→ Document text
# # # #

American anthropologist (1909–1964)

May Mandelbaum Edel (1 December 1909 – 23 May 1964) was an American anthropologist known for her fieldwork among the Okanagan in Washington, the Tillamook in Oregon, and the Kiga in Uganda. Edel's linguistic research of the Tillamook serves as the only published account of the language which provided data for future linguistic publications. Edel was the first American woman anthropologist to live in an African village, and her research in Africa documented the diversity of African cultures.

== Early life and education ==
May Mandelbaum Edel was born in New York on December 1, 1909, to a Brooklyn physician. Edel had two brothers, Melvin and Joseph Mandelbaum. She began her studies at Barnard College in 1925, where she took graduate anthropology courses taught by anthropologists Franz Boas and Ruth Benedict at Columbia University. Edel obtained a Bachelor of Art degree from Barnard College in 1929. She entered anthropological research at a time when there were very limited jobs and fieldwork research funding available to women.

Edel went on to pursue graduate studies at Columbia University and worked closely with Franz Boas. From 1930 to 1931, Edel served as a research assistant to Franz Boas while conducting fieldwork among the Okanagan in Washington and the Tillamook in Oregon. During this period, Edel also gave lectures to teachers at the American Museum of Natural History, which brought to her attention the potential impact of anthropology on education.

== Fieldwork among the Okanagan and Tillamook ==
Edel conducted fieldwork among the Okanagan in Washington, the Tillamook in Oregon, and the Kiga in Uganda. She began conducting fieldwork among the Okanagan in Washington in 1930 prior to pursuing her doctoral dissertation research among the Tillamook. Her findings from research among the Okanagan Indians was published in 1938.

In the summer of 1931, Edel went to conduct fieldwork among the Tillamook in Oregon sponsored by the Council of Learned Societies. The Tillamook language is part of the Salish family, spoken by groups living along the river mouths in the northern Oregon coast, ranging from the Nehalem River to the Siletz River. Edel employed Clara Pearson, who was fluent in the Nehalem language as well as Jane and Lizzie Adams and Jane's daughter, Mrs. Nota Goff.

Franz Boas later requested Melville Jacobs to collect information about dialects in the Garibaldi area in Oregon to provide more grammatical material for Edel's doctoral dissertation. Jacobs conducted fieldwork from November to December 1933, supported by a grant from the ACLS Joint Committee on Native American Languages. Jacobs recorded text from Clara Pearson, although, she could no longer work as a linguistic informant, so Jacobs worked with Mrs. Ellen Center, the only known informant at the time of Jacob's fieldwork. Center provided vocabulary and short phrases for grammatical research but was not able to provide texts. The materials Jacobs had collected, along with what Boas had collected earlier in 1890 and Edel's field notes from her 1931 research, served as Edel's grammar research, which is the only published account of the Tillamook language.

# # # #

→ List of tasks
1. Answer these questions from the text on May Mandelbaum Edel, one answer per line:
(a) What degree did Edel obtain from Barnard College, and in what year?
(b) Which body sponsored Edel's 1931 fieldwork among the Tillamook?
(c) With whom did Melville Jacobs work after Clara Pearson could no longer serve as a linguistic informant?
2. Using the text on May Mandelbaum Edel, explain in one to three sentences why Melville Jacobs worked with Mrs. Ellen Center during his 1933 fieldwork.
3. List every person the text on May Mandelbaum Edel says Edel employed for her Tillamook fieldwork.

# # # #

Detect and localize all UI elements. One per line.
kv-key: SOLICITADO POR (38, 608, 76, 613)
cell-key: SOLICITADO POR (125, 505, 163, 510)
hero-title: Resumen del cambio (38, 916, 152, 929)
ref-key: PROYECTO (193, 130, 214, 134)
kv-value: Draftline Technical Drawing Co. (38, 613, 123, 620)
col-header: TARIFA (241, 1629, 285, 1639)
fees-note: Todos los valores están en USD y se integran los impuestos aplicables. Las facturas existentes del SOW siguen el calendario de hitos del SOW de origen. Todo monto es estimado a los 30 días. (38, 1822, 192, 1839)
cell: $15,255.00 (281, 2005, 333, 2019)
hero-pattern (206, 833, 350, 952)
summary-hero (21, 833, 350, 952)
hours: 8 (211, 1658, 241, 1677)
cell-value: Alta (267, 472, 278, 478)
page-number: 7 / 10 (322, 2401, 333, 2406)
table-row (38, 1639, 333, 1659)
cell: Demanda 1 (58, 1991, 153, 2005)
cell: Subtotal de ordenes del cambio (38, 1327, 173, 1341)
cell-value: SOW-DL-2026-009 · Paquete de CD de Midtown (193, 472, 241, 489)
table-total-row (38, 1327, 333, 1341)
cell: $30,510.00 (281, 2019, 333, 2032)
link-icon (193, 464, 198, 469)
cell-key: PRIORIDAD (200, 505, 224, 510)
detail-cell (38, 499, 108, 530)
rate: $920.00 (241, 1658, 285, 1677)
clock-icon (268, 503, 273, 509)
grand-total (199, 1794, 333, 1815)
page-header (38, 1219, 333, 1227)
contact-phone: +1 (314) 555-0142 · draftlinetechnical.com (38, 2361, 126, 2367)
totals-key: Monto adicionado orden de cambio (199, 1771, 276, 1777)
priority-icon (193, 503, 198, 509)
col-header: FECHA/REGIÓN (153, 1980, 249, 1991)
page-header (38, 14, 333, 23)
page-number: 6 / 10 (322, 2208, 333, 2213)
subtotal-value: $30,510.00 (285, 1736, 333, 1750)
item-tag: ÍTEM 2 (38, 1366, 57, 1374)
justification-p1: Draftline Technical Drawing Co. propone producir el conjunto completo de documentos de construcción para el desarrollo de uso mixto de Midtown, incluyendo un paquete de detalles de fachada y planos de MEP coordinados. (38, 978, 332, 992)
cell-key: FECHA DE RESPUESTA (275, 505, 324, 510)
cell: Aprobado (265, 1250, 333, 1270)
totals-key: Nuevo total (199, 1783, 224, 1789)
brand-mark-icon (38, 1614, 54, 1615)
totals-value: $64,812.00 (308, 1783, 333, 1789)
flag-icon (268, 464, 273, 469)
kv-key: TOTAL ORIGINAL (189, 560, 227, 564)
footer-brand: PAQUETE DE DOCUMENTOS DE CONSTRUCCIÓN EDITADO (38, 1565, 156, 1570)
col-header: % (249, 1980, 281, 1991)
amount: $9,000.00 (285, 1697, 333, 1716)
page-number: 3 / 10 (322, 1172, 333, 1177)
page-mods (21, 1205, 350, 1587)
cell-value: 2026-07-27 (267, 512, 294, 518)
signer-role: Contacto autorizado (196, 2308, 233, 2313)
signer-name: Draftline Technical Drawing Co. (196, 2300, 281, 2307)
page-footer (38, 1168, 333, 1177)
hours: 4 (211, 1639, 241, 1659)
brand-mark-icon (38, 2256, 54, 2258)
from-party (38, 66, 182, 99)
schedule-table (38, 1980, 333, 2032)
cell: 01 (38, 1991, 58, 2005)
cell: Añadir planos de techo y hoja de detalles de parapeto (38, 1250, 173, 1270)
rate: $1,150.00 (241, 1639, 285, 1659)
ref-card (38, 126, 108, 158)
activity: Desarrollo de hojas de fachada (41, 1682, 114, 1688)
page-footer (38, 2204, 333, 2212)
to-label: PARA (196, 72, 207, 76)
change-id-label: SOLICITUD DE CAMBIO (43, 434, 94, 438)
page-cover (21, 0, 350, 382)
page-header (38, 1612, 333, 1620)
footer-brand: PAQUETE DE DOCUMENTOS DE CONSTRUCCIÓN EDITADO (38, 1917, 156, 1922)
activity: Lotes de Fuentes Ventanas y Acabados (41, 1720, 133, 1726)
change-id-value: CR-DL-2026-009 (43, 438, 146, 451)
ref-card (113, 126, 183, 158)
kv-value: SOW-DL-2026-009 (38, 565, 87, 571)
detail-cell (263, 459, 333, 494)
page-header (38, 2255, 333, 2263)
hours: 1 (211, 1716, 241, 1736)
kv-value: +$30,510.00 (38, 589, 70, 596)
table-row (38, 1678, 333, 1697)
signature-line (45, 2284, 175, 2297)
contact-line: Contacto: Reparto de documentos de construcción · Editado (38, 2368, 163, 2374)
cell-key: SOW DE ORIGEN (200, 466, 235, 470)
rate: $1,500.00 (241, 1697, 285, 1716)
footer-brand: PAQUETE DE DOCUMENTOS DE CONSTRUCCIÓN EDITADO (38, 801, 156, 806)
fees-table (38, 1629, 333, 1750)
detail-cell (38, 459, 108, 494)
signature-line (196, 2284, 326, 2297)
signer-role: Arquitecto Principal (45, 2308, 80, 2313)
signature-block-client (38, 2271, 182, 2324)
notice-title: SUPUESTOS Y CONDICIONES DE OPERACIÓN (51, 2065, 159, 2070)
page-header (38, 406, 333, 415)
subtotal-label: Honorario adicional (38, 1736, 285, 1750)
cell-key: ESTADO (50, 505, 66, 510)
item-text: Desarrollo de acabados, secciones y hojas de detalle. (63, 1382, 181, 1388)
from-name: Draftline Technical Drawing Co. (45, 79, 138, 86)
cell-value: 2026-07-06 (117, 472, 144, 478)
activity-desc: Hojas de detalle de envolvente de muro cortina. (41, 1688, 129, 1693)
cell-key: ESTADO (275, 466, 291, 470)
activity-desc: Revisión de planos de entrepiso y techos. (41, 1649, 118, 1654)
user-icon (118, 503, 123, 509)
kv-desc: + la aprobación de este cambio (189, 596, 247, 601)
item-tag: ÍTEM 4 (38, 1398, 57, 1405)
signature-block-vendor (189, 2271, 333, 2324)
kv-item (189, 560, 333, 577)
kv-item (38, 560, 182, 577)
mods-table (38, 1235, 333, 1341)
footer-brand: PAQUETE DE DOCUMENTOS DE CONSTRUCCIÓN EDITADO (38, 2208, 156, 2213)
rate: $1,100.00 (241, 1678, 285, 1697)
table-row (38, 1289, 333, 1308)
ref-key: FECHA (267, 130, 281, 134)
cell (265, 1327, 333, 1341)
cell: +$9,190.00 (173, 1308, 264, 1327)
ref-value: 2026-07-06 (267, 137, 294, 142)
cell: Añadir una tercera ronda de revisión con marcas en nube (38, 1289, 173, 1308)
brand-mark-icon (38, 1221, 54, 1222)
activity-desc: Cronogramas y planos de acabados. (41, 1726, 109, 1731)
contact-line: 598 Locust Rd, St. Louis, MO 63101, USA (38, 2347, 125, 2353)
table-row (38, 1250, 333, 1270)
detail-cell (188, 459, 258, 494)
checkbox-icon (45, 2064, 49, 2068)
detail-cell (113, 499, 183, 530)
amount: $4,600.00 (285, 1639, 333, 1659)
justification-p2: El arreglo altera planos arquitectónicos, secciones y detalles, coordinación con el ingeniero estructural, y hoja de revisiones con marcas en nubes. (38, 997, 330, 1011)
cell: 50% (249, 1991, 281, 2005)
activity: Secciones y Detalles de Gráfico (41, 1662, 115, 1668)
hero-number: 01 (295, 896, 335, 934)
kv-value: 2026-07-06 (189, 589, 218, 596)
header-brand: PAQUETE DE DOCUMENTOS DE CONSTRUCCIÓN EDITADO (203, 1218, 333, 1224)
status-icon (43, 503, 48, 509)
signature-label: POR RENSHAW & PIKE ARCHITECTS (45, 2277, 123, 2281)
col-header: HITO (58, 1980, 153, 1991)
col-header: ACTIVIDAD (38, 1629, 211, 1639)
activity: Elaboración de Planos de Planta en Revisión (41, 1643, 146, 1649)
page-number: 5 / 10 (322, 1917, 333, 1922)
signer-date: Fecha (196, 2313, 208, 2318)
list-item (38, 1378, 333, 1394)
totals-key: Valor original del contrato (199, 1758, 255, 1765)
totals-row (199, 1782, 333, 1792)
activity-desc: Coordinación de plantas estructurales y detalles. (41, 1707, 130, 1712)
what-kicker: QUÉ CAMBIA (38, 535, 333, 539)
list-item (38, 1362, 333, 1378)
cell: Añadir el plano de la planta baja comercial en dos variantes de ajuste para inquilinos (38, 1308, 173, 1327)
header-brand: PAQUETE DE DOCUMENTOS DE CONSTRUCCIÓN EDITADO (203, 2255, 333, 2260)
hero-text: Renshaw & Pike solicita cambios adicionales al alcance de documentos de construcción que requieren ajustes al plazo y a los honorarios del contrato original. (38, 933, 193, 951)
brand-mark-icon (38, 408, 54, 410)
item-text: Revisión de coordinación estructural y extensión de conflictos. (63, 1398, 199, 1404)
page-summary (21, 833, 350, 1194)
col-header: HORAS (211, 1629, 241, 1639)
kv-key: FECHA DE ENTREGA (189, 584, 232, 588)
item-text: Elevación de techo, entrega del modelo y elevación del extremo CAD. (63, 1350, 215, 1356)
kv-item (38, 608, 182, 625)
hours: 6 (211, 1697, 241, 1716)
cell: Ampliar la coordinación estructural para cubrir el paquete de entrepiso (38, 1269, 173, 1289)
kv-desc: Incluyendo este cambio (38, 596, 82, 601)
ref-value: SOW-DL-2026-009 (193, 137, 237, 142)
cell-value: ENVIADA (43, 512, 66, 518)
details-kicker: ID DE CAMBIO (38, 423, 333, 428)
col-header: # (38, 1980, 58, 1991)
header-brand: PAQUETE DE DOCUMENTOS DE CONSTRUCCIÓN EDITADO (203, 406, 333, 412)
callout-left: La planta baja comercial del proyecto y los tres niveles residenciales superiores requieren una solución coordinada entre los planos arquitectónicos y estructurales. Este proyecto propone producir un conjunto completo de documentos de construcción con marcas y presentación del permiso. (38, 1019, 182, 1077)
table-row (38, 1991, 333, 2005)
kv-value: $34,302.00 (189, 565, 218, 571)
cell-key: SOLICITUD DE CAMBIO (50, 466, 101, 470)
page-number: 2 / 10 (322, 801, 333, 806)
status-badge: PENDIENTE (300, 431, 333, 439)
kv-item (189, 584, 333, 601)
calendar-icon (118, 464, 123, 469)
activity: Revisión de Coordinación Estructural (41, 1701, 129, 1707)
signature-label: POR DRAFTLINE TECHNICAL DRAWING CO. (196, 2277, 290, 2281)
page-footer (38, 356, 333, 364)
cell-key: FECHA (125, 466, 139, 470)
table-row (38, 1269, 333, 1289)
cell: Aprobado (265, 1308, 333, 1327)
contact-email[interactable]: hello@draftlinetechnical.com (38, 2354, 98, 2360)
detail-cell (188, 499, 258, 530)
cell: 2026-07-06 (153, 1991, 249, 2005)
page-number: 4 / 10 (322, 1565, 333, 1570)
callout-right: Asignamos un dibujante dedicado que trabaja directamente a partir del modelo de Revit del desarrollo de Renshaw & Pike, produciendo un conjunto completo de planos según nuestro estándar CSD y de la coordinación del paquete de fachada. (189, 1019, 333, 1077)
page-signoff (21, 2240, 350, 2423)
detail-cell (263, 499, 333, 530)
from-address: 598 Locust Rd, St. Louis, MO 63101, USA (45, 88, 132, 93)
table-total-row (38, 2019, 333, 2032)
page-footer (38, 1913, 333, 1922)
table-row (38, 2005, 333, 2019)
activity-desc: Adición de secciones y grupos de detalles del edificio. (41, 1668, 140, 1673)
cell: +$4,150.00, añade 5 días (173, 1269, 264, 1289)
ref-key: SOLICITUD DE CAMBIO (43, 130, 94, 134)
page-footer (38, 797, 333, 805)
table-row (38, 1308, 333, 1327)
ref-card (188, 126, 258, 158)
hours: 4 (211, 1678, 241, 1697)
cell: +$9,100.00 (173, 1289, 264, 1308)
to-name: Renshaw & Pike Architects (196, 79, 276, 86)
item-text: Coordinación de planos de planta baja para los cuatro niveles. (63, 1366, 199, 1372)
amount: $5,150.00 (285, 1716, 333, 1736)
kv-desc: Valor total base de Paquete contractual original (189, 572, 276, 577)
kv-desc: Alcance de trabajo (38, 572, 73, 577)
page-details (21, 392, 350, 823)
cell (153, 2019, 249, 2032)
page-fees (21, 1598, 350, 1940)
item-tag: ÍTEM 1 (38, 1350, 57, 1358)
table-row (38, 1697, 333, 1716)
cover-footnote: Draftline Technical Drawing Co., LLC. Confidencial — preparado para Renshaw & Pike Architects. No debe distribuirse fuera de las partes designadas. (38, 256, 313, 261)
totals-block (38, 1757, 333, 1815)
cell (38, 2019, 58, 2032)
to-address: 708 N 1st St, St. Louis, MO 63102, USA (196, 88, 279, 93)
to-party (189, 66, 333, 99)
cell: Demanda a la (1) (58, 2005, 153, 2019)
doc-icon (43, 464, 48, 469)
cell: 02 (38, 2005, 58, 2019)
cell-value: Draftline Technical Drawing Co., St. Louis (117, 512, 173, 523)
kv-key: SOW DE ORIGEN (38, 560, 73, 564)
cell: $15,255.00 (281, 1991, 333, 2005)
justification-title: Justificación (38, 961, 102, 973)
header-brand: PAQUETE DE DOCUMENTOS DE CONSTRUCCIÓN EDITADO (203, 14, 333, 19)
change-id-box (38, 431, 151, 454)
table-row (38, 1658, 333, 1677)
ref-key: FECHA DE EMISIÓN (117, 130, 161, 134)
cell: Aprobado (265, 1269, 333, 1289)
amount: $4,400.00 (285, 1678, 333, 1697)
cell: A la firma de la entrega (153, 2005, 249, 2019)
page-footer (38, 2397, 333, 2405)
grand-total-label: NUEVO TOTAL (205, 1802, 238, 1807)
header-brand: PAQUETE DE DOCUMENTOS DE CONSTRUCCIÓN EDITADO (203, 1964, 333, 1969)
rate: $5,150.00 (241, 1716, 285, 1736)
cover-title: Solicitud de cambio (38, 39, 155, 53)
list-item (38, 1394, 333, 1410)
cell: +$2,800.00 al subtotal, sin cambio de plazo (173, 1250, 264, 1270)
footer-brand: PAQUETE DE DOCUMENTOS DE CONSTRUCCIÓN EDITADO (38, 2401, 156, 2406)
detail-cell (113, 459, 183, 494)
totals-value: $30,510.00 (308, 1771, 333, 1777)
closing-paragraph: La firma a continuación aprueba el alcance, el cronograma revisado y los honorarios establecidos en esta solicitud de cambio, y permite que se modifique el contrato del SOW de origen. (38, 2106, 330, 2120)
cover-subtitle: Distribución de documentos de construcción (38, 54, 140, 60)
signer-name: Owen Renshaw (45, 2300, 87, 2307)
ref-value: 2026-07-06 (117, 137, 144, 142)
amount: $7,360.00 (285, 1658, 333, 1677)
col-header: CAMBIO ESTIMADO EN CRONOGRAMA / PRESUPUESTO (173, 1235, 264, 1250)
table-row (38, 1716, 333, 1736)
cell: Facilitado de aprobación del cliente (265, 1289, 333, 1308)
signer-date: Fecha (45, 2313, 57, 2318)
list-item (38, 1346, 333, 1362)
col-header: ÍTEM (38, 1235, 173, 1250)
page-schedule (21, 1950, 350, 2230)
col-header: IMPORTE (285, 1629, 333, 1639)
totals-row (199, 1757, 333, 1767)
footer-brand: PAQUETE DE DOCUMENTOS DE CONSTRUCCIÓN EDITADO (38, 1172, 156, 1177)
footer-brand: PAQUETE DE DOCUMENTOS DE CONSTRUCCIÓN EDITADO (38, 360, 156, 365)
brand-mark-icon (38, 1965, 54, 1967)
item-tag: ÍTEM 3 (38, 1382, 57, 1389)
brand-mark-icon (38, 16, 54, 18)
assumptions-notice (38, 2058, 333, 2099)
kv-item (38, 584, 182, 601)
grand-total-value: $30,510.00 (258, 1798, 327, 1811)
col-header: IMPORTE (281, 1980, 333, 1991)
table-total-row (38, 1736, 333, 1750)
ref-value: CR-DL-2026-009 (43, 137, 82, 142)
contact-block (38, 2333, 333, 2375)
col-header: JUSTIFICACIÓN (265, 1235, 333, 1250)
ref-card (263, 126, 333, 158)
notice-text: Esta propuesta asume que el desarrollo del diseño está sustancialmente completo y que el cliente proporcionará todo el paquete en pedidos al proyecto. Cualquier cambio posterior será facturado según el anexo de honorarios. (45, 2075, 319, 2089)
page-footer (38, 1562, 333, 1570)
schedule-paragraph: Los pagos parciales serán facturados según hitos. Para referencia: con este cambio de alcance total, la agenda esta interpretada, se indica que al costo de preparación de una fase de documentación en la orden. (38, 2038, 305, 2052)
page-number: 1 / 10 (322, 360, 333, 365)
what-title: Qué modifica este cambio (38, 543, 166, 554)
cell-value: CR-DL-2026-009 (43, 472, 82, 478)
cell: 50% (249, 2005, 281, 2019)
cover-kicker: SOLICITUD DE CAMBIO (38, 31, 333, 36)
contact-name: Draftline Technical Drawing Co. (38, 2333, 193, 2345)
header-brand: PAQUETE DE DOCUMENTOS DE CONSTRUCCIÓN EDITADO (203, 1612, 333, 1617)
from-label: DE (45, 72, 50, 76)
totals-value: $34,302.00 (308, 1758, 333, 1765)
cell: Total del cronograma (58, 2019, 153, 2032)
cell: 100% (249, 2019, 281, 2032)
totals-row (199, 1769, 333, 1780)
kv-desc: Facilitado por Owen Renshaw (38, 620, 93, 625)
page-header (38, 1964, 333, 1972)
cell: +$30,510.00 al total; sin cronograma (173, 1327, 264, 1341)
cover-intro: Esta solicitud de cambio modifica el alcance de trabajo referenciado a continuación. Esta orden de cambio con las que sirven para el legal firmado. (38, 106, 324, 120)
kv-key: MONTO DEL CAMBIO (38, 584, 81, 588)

# # # #

→ Results for the exercise
1.
(a) A Bachelor of Art degree, in 1929.
(b) The Council of Learned Societies.
(c) Mrs. Ellen Center.

2. Clara Pearson could no longer work as a linguistic informant. Mrs. Ellen Center was the only known informant at the time of Jacobs's fieldwork.

3.
Clara Pearson
Jane Adams
Lizzie Adams
Mrs. Nota Goff